◆ Aim of the exercise: All the data below goes into the copy word for word, but the pictures don't.

(Saved data entries)
"""

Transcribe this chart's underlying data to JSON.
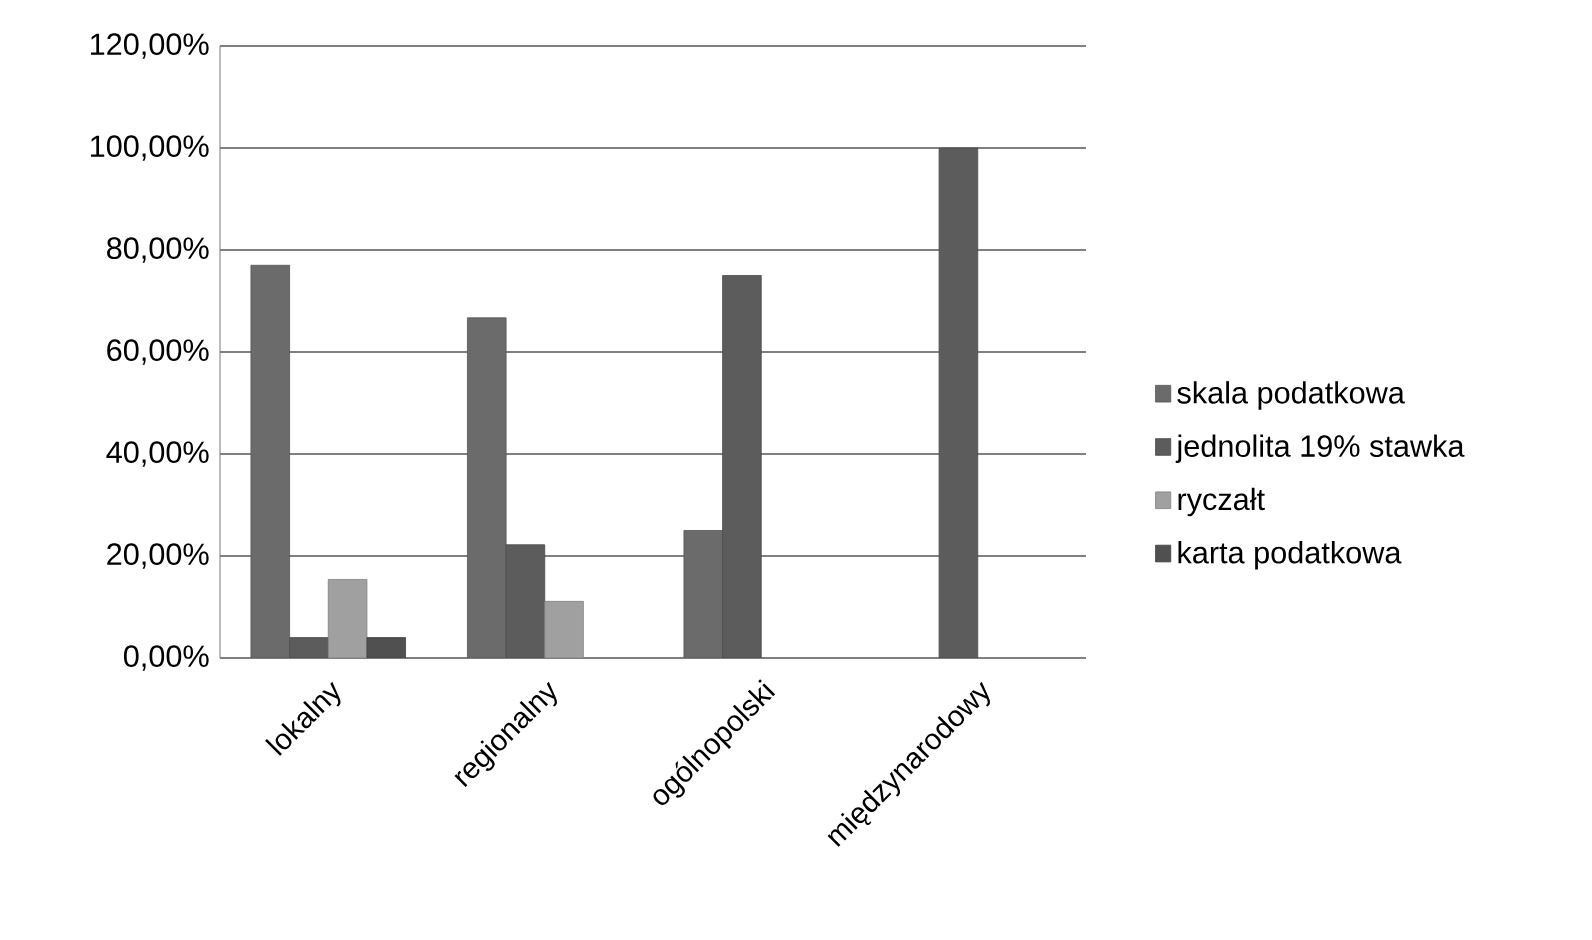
{
  "chart_data": {
    "type": "bar",
    "categories": [
      "lokalny",
      "regionalny",
      "ogólnopolski",
      "międzynarodowy"
    ],
    "series": [
      {
        "name": "skala podatkowa",
        "color": "#6b6b6b",
        "values": [
          77,
          66.7,
          25,
          null
        ]
      },
      {
        "name": "jednolita 19% stawka",
        "color": "#5c5c5c",
        "values": [
          4,
          22.2,
          75,
          100
        ]
      },
      {
        "name": "ryczałt",
        "color": "#a0a0a0",
        "values": [
          15.4,
          11.1,
          null,
          null
        ]
      },
      {
        "name": "karta podatkowa",
        "color": "#505050",
        "values": [
          4,
          null,
          null,
          null
        ]
      }
    ],
    "ylim": [
      0,
      120
    ],
    "yticks": [
      {
        "value": 0,
        "label": "0,00%"
      },
      {
        "value": 20,
        "label": "20,00%"
      },
      {
        "value": 40,
        "label": "40,00%"
      },
      {
        "value": 60,
        "label": "60,00%"
      },
      {
        "value": 80,
        "label": "80,00%"
      },
      {
        "value": 100,
        "label": "100,00%"
      },
      {
        "value": 120,
        "label": "120,00%"
      }
    ],
    "grid": "y",
    "legend": "right"
  }
}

"""

◆ Task output:
Transcribe this chart's underlying data to JSON.
{
  "chart_data": {
    "type": "bar",
    "categories": [
      "lokalny",
      "regionalny",
      "ogólnopolski",
      "międzynarodowy"
    ],
    "series": [
      {
        "name": "skala podatkowa",
        "color": "#6b6b6b",
        "values": [
          77,
          66.7,
          25,
          null
        ]
      },
      {
        "name": "jednolita 19% stawka",
        "color": "#5c5c5c",
        "values": [
          4,
          22.2,
          75,
          100
        ]
      },
      {
        "name": "ryczałt",
        "color": "#a0a0a0",
        "values": [
          15.4,
          11.1,
          null,
          null
        ]
      },
      {
        "name": "karta podatkowa",
        "color": "#505050",
        "values": [
          4,
          null,
          null,
          null
        ]
      }
    ],
    "ylim": [
      0,
      120
    ],
    "yticks": [
      {
        "value": 0,
        "label": "0,00%"
      },
      {
        "value": 20,
        "label": "20,00%"
      },
      {
        "value": 40,
        "label": "40,00%"
      },
      {
        "value": 60,
        "label": "60,00%"
      },
      {
        "value": 80,
        "label": "80,00%"
      },
      {
        "value": 100,
        "label": "100,00%"
      },
      {
        "value": 120,
        "label": "120,00%"
      }
    ],
    "grid": "y",
    "legend": "right"
  }
}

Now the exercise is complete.